Supplied passage section start

- Court: Supreme Court of South Dakota
- Full case name: South Dakota v. Fifteen Impounded Cats
- Decided: June 23, 2010
- Citations: 785 N.W.2d 272 (2010), 2010 SD 50

Case history
- Appealed from: South Dakota Circuit Court

Case opinions
- Decision by: Chief Justice Gilbertson
- Concurrence: Justice Konekamp, Justice Zinter
- Dissent: Justice Severson, Justice Meierhenry

= South Dakota v. Fifteen Impounded Cats =

2010 Supreme Court of South Dakota case

South Dakota v. Fifteen Impounded Cats, 785 N.W.2d 272 (S.D. 2010), is a 2010 Supreme Court of South Dakota civil forfeiture case brought by the U.S. state of South Dakota against fifteen cats that they had seized on the grounds of interfering with a driver's visibility. The seizure was challenged by the owner of the cats and the court found on a 3–2 majority that the seizure was lawful because of the risk to pedestrians as well as to the cats.

Supplied passage section end
Data extract section start

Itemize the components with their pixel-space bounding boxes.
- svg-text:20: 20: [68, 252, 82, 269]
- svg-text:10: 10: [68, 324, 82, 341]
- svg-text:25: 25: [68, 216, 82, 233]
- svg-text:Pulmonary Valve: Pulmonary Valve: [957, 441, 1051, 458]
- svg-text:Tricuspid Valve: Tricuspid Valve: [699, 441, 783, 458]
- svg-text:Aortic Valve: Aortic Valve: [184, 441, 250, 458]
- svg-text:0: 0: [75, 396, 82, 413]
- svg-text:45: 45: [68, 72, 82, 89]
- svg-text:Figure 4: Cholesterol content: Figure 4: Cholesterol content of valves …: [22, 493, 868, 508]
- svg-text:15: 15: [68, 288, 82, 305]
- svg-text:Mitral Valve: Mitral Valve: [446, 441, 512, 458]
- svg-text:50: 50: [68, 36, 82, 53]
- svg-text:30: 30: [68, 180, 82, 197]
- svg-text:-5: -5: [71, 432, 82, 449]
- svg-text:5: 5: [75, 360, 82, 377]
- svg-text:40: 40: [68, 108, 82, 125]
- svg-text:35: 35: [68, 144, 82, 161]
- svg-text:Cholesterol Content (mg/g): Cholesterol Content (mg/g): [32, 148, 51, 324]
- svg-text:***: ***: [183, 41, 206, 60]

Data extract section end

* Work instruction A: In the South Dakota cat case text, swap "seizure" for "confiscation" and write out everything from "2010 Supreme Court of South Dakota case" down to "to the cats.".
* Work instruction B: Turn the paragraph of the South Dakota cat case text that begins "South Dakota v. Fifteen Impounded Cats, 785 N.W.2d 272" into a short list of its main facts.

* Task solution A:
2010 Supreme Court of South Dakota case

South Dakota v. Fifteen Impounded Cats, 785 N.W.2d 272 (S.D. 2010), is a 2010 Supreme Court of South Dakota civil forfeiture case brought by the U.S. state of South Dakota against fifteen cats that they had seized on the grounds of interfering with a driver's visibility. The confiscation was challenged by the owner of the cats and the court found on a 3–2 majority that the confiscation was lawful because of the risk to pedestrians as well as to the cats.

* Task solution B:
- Case: South Dakota v. Fifteen Impounded Cats, 785 N.W.2d 272 (S.D. 2010)
- Court and year: Supreme Court of South Dakota, 2010
- Type: civil forfeiture
- Parties: the state of South Dakota against fifteen cats it had seized
- Grounds for the seizure: the cats interfered with a driver's visibility
- Challenge: brought by the cats' owner
- Outcome: on a 3–2 majority, the court found the seizure lawful because of the risk to pedestrians and to the cats